(Records about charts and figures)
Begin

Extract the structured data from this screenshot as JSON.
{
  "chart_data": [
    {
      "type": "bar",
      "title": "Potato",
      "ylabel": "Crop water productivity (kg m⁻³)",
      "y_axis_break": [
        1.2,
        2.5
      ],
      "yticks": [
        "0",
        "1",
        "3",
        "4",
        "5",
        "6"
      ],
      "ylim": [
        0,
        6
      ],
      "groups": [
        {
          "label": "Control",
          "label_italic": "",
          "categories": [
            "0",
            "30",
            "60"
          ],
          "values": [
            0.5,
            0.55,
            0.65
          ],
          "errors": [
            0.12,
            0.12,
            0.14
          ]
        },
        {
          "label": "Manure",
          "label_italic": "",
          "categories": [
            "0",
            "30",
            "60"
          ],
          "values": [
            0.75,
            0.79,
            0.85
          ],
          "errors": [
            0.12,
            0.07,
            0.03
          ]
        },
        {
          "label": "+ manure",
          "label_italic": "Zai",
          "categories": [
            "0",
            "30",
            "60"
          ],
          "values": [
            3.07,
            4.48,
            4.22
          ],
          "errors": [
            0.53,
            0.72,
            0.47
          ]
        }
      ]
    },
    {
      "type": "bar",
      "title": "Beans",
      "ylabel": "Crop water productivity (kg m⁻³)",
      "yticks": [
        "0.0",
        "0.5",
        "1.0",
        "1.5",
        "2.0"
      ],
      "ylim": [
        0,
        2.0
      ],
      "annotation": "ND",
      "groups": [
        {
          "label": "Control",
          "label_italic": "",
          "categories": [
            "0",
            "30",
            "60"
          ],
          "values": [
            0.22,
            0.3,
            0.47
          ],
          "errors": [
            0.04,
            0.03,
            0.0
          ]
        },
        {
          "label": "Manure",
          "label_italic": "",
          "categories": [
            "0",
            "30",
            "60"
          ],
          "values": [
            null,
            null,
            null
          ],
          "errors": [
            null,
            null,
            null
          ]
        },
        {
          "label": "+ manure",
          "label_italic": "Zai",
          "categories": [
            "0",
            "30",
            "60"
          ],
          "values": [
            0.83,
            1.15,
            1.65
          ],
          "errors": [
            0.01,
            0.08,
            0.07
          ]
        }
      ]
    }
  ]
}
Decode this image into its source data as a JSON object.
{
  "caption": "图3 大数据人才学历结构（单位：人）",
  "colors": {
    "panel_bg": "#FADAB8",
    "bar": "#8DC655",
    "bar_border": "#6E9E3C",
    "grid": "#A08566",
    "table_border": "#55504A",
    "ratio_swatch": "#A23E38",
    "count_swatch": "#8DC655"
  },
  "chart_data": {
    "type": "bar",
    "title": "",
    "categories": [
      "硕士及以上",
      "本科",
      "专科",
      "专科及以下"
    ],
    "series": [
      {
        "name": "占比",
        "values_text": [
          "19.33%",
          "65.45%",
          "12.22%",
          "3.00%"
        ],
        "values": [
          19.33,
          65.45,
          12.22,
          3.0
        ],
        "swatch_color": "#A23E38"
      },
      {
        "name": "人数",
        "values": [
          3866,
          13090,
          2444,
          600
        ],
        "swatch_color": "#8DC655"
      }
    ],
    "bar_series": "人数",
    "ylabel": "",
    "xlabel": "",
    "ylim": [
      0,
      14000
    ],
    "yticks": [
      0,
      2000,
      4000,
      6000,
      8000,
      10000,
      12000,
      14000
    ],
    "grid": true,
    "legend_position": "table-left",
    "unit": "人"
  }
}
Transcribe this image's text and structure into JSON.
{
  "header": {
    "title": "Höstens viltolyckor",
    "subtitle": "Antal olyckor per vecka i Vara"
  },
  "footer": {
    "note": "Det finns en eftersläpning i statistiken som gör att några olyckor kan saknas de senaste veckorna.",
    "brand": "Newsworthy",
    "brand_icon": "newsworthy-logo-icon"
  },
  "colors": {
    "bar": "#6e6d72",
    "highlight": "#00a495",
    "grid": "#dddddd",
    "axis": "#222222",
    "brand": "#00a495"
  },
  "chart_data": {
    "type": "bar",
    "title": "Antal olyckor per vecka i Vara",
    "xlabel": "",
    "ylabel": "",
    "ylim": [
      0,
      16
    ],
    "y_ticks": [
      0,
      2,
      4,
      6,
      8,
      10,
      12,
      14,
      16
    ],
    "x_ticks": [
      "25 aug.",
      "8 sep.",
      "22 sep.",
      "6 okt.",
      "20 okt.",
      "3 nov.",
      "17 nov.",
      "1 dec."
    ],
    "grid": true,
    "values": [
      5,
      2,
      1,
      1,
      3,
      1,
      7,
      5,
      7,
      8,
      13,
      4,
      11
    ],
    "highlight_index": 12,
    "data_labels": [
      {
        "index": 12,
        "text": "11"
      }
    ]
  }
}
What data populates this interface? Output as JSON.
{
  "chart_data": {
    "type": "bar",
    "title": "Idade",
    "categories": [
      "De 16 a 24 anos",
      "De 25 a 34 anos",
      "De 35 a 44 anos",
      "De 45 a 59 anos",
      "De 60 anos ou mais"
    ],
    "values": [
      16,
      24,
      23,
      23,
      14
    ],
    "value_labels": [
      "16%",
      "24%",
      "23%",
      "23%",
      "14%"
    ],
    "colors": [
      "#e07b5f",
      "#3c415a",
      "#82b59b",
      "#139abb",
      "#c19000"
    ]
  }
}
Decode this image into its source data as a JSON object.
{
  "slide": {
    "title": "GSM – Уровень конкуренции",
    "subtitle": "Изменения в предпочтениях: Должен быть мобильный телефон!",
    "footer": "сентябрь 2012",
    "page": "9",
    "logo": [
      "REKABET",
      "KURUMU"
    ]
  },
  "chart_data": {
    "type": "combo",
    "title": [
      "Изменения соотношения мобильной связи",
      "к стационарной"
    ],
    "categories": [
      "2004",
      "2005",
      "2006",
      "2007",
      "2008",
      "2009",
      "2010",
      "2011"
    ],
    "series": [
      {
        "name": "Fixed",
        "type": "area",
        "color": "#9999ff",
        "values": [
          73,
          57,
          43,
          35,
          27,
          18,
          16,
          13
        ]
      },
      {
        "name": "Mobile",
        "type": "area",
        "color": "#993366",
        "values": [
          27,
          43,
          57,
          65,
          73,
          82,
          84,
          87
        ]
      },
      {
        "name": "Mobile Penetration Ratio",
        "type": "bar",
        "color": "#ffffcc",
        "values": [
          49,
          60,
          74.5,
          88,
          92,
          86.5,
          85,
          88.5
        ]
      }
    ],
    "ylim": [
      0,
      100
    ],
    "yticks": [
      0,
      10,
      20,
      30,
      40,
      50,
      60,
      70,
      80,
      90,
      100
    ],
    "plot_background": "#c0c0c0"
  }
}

End

Directive
Copy out the material above in its entirety. Every detail must match.

Output of the exercise
Extract the structured data from this screenshot as JSON.
{
  "chart_data": [
    {
      "type": "bar",
      "title": "Potato",
      "ylabel": "Crop water productivity (kg m⁻³)",
      "y_axis_break": [
        1.2,
        2.5
      ],
      "yticks": [
        "0",
        "1",
        "3",
        "4",
        "5",
        "6"
      ],
      "ylim": [
        0,
        6
      ],
      "groups": [
        {
          "label": "Control",
          "label_italic": "",
          "categories": [
            "0",
            "30",
            "60"
          ],
          "values": [
            0.5,
            0.55,
            0.65
          ],
          "errors": [
            0.12,
            0.12,
            0.14
          ]
        },
        {
          "label": "Manure",
          "label_italic": "",
          "categories": [
            "0",
            "30",
            "60"
          ],
          "values": [
            0.75,
            0.79,
            0.85
          ],
          "errors": [
            0.12,
            0.07,
            0.03
          ]
        },
        {
          "label": "+ manure",
          "label_italic": "Zai",
          "categories": [
            "0",
            "30",
            "60"
          ],
          "values": [
            3.07,
            4.48,
            4.22
          ],
          "errors": [
            0.53,
            0.72,
            0.47
          ]
        }
      ]
    },
    {
      "type": "bar",
      "title": "Beans",
      "ylabel": "Crop water productivity (kg m⁻³)",
      "yticks": [
        "0.0",
        "0.5",
        "1.0",
        "1.5",
        "2.0"
      ],
      "ylim": [
        0,
        2.0
      ],
      "annotation": "ND",
      "groups": [
        {
          "label": "Control",
          "label_italic": "",
          "categories": [
            "0",
            "30",
            "60"
          ],
          "values": [
            0.22,
            0.3,
            0.47
          ],
          "errors": [
            0.04,
            0.03,
            0.0
          ]
        },
        {
          "label": "Manure",
          "label_italic": "",
          "categories": [
            "0",
            "30",
            "60"
          ],
          "values": [
            null,
            null,
            null
          ],
          "errors": [
            null,
            null,
            null
          ]
        },
        {
          "label": "+ manure",
          "label_italic": "Zai",
          "categories": [
            "0",
            "30",
            "60"
          ],
          "values": [
            0.83,
            1.15,
            1.65
          ],
          "errors": [
            0.01,
            0.08,
            0.07
          ]
        }
      ]
    }
  ]
}
Decode this image into its source data as a JSON object.
{
  "caption": "图3 大数据人才学历结构（单位：人）",
  "colors": {
    "panel_bg": "#FADAB8",
    "bar": "#8DC655",
    "bar_border": "#6E9E3C",
    "grid": "#A08566",
    "table_border": "#55504A",
    "ratio_swatch": "#A23E38",
    "count_swatch": "#8DC655"
  },
  "chart_data": {
    "type": "bar",
    "title": "",
    "categories": [
      "硕士及以上",
      "本科",
      "专科",
      "专科及以下"
    ],
    "series": [
      {
        "name": "占比",
        "values_text": [
          "19.33%",
          "65.45%",
          "12.22%",
          "3.00%"
        ],
        "values": [
          19.33,
          65.45,
          12.22,
          3.0
        ],
        "swatch_color": "#A23E38"
      },
      {
        "name": "人数",
        "values": [
          3866,
          13090,
          2444,
          600
        ],
        "swatch_color": "#8DC655"
      }
    ],
    "bar_series": "人数",
    "ylabel": "",
    "xlabel": "",
    "ylim": [
      0,
      14000
    ],
    "yticks": [
      0,
      2000,
      4000,
      6000,
      8000,
      10000,
      12000,
      14000
    ],
    "grid": true,
    "legend_position": "table-left",
    "unit": "人"
  }
}
Transcribe this image's text and structure into JSON.
{
  "header": {
    "title": "Höstens viltolyckor",
    "subtitle": "Antal olyckor per vecka i Vara"
  },
  "footer": {
    "note": "Det finns en eftersläpning i statistiken som gör att några olyckor kan saknas de senaste veckorna.",
    "brand": "Newsworthy",
    "brand_icon": "newsworthy-logo-icon"
  },
  "colors": {
    "bar": "#6e6d72",
    "highlight": "#00a495",
    "grid": "#dddddd",
    "axis": "#222222",
    "brand": "#00a495"
  },
  "chart_data": {
    "type": "bar",
    "title": "Antal olyckor per vecka i Vara",
    "xlabel": "",
    "ylabel": "",
    "ylim": [
      0,
      16
    ],
    "y_ticks": [
      0,
      2,
      4,
      6,
      8,
      10,
      12,
      14,
      16
    ],
    "x_ticks": [
      "25 aug.",
      "8 sep.",
      "22 sep.",
      "6 okt.",
      "20 okt.",
      "3 nov.",
      "17 nov.",
      "1 dec."
    ],
    "grid": true,
    "values": [
      5,
      2,
      1,
      1,
      3,
      1,
      7,
      5,
      7,
      8,
      13,
      4,
      11
    ],
    "highlight_index": 12,
    "data_labels": [
      {
        "index": 12,
        "text": "11"
      }
    ]
  }
}
What data populates this interface? Output as JSON.
{
  "chart_data": {
    "type": "bar",
    "title": "Idade",
    "categories": [
      "De 16 a 24 anos",
      "De 25 a 34 anos",
      "De 35 a 44 anos",
      "De 45 a 59 anos",
      "De 60 anos ou mais"
    ],
    "values": [
      16,
      24,
      23,
      23,
      14
    ],
    "value_labels": [
      "16%",
      "24%",
      "23%",
      "23%",
      "14%"
    ],
    "colors": [
      "#e07b5f",
      "#3c415a",
      "#82b59b",
      "#139abb",
      "#c19000"
    ]
  }
}
Decode this image into its source data as a JSON object.
{
  "slide": {
    "title": "GSM – Уровень конкуренции",
    "subtitle": "Изменения в предпочтениях: Должен быть мобильный телефон!",
    "footer": "сентябрь 2012",
    "page": "9",
    "logo": [
      "REKABET",
      "KURUMU"
    ]
  },
  "chart_data": {
    "type": "combo",
    "title": [
      "Изменения соотношения мобильной связи",
      "к стационарной"
    ],
    "categories": [
      "2004",
      "2005",
      "2006",
      "2007",
      "2008",
      "2009",
      "2010",
      "2011"
    ],
    "series": [
      {
        "name": "Fixed",
        "type": "area",
        "color": "#9999ff",
        "values": [
          73,
          57,
          43,
          35,
          27,
          18,
          16,
          13
        ]
      },
      {
        "name": "Mobile",
        "type": "area",
        "color": "#993366",
        "values": [
          27,
          43,
          57,
          65,
          73,
          82,
          84,
          87
        ]
      },
      {
        "name": "Mobile Penetration Ratio",
        "type": "bar",
        "color": "#ffffcc",
        "values": [
          49,
          60,
          74.5,
          88,
          92,
          86.5,
          85,
          88.5
        ]
      }
    ],
    "ylim": [
      0,
      100
    ],
    "yticks": [
      0,
      10,
      20,
      30,
      40,
      50,
      60,
      70,
      80,
      90,
      100
    ],
    "plot_background": "#c0c0c0"
  }
}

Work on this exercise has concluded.